TASK
Every entry must be duplicated precisely as written.

(Figure dataset records)
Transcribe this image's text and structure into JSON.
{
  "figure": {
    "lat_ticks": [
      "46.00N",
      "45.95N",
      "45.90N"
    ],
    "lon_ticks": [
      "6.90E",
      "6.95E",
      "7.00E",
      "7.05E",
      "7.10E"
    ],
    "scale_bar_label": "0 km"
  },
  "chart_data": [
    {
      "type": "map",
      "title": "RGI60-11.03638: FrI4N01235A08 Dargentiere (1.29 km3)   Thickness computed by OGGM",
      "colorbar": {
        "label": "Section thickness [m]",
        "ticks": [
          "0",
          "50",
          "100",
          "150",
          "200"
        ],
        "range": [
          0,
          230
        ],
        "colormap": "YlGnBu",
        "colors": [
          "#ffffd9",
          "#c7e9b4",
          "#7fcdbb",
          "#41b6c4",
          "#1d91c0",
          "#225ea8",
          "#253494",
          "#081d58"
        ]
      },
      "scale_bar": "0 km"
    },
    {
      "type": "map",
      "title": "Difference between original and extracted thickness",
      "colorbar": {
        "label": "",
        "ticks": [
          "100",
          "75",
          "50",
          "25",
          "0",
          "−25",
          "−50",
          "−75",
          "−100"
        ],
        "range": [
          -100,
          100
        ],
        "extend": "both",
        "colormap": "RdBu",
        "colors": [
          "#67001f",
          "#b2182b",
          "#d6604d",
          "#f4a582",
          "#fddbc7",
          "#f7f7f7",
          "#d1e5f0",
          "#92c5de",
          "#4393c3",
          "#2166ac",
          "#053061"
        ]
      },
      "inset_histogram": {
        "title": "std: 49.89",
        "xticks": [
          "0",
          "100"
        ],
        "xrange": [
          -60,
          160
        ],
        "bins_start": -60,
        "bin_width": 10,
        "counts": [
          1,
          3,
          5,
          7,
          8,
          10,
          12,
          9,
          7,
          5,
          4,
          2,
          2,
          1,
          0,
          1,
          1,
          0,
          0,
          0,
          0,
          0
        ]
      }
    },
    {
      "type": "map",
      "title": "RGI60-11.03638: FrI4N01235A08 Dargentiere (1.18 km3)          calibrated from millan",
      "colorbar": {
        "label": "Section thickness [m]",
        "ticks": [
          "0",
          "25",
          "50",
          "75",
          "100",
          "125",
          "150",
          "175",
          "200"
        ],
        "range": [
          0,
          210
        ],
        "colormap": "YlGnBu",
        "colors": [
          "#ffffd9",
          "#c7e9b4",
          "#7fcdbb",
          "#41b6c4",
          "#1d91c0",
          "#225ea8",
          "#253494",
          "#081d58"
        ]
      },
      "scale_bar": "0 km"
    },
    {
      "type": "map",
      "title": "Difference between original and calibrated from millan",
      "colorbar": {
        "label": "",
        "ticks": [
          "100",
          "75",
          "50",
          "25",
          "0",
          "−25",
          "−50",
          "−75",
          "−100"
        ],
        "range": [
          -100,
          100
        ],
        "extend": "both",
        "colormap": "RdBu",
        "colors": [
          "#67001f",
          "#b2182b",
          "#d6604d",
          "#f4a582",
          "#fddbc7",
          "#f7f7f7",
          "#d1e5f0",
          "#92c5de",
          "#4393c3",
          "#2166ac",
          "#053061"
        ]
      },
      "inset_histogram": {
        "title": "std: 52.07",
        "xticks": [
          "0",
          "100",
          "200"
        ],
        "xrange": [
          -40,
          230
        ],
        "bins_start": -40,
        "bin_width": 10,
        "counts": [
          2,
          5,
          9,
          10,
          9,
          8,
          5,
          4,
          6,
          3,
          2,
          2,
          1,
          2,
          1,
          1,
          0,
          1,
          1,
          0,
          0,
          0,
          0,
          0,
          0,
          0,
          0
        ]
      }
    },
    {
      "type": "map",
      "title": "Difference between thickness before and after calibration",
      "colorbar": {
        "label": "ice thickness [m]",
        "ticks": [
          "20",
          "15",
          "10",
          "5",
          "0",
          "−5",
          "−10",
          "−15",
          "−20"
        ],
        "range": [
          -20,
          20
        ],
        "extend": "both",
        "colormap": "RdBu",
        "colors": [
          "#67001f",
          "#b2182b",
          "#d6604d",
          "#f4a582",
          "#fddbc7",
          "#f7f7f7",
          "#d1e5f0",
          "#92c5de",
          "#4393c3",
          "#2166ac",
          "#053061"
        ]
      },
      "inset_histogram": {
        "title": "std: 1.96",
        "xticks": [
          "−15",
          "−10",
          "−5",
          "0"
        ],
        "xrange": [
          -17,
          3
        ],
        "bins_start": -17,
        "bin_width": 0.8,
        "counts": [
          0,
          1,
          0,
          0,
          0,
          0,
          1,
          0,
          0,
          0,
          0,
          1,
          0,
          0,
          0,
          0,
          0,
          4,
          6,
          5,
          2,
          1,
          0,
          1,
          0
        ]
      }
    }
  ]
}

TASK RESPONSE
Transcribe this image's text and structure into JSON.
{
  "figure": {
    "lat_ticks": [
      "46.00N",
      "45.95N",
      "45.90N"
    ],
    "lon_ticks": [
      "6.90E",
      "6.95E",
      "7.00E",
      "7.05E",
      "7.10E"
    ],
    "scale_bar_label": "0 km"
  },
  "chart_data": [
    {
      "type": "map",
      "title": "RGI60-11.03638: FrI4N01235A08 Dargentiere (1.29 km3)   Thickness computed by OGGM",
      "colorbar": {
        "label": "Section thickness [m]",
        "ticks": [
          "0",
          "50",
          "100",
          "150",
          "200"
        ],
        "range": [
          0,
          230
        ],
        "colormap": "YlGnBu",
        "colors": [
          "#ffffd9",
          "#c7e9b4",
          "#7fcdbb",
          "#41b6c4",
          "#1d91c0",
          "#225ea8",
          "#253494",
          "#081d58"
        ]
      },
      "scale_bar": "0 km"
    },
    {
      "type": "map",
      "title": "Difference between original and extracted thickness",
      "colorbar": {
        "label": "",
        "ticks": [
          "100",
          "75",
          "50",
          "25",
          "0",
          "−25",
          "−50",
          "−75",
          "−100"
        ],
        "range": [
          -100,
          100
        ],
        "extend": "both",
        "colormap": "RdBu",
        "colors": [
          "#67001f",
          "#b2182b",
          "#d6604d",
          "#f4a582",
          "#fddbc7",
          "#f7f7f7",
          "#d1e5f0",
          "#92c5de",
          "#4393c3",
          "#2166ac",
          "#053061"
        ]
      },
      "inset_histogram": {
        "title": "std: 49.89",
        "xticks": [
          "0",
          "100"
        ],
        "xrange": [
          -60,
          160
        ],
        "bins_start": -60,
        "bin_width": 10,
        "counts": [
          1,
          3,
          5,
          7,
          8,
          10,
          12,
          9,
          7,
          5,
          4,
          2,
          2,
          1,
          0,
          1,
          1,
          0,
          0,
          0,
          0,
          0
        ]
      }
    },
    {
      "type": "map",
      "title": "RGI60-11.03638: FrI4N01235A08 Dargentiere (1.18 km3)          calibrated from millan",
      "colorbar": {
        "label": "Section thickness [m]",
        "ticks": [
          "0",
          "25",
          "50",
          "75",
          "100",
          "125",
          "150",
          "175",
          "200"
        ],
        "range": [
          0,
          210
        ],
        "colormap": "YlGnBu",
        "colors": [
          "#ffffd9",
          "#c7e9b4",
          "#7fcdbb",
          "#41b6c4",
          "#1d91c0",
          "#225ea8",
          "#253494",
          "#081d58"
        ]
      },
      "scale_bar": "0 km"
    },
    {
      "type": "map",
      "title": "Difference between original and calibrated from millan",
      "colorbar": {
        "label": "",
        "ticks": [
          "100",
          "75",
          "50",
          "25",
          "0",
          "−25",
          "−50",
          "−75",
          "−100"
        ],
        "range": [
          -100,
          100
        ],
        "extend": "both",
        "colormap": "RdBu",
        "colors": [
          "#67001f",
          "#b2182b",
          "#d6604d",
          "#f4a582",
          "#fddbc7",
          "#f7f7f7",
          "#d1e5f0",
          "#92c5de",
          "#4393c3",
          "#2166ac",
          "#053061"
        ]
      },
      "inset_histogram": {
        "title": "std: 52.07",
        "xticks": [
          "0",
          "100",
          "200"
        ],
        "xrange": [
          -40,
          230
        ],
        "bins_start": -40,
        "bin_width": 10,
        "counts": [
          2,
          5,
          9,
          10,
          9,
          8,
          5,
          4,
          6,
          3,
          2,
          2,
          1,
          2,
          1,
          1,
          0,
          1,
          1,
          0,
          0,
          0,
          0,
          0,
          0,
          0,
          0
        ]
      }
    },
    {
      "type": "map",
      "title": "Difference between thickness before and after calibration",
      "colorbar": {
        "label": "ice thickness [m]",
        "ticks": [
          "20",
          "15",
          "10",
          "5",
          "0",
          "−5",
          "−10",
          "−15",
          "−20"
        ],
        "range": [
          -20,
          20
        ],
        "extend": "both",
        "colormap": "RdBu",
        "colors": [
          "#67001f",
          "#b2182b",
          "#d6604d",
          "#f4a582",
          "#fddbc7",
          "#f7f7f7",
          "#d1e5f0",
          "#92c5de",
          "#4393c3",
          "#2166ac",
          "#053061"
        ]
      },
      "inset_histogram": {
        "title": "std: 1.96",
        "xticks": [
          "−15",
          "−10",
          "−5",
          "0"
        ],
        "xrange": [
          -17,
          3
        ],
        "bins_start": -17,
        "bin_width": 0.8,
        "counts": [
          0,
          1,
          0,
          0,
          0,
          0,
          1,
          0,
          0,
          0,
          0,
          1,
          0,
          0,
          0,
          0,
          0,
          4,
          6,
          5,
          2,
          1,
          0,
          1,
          0
        ]
      }
    }
  ]
}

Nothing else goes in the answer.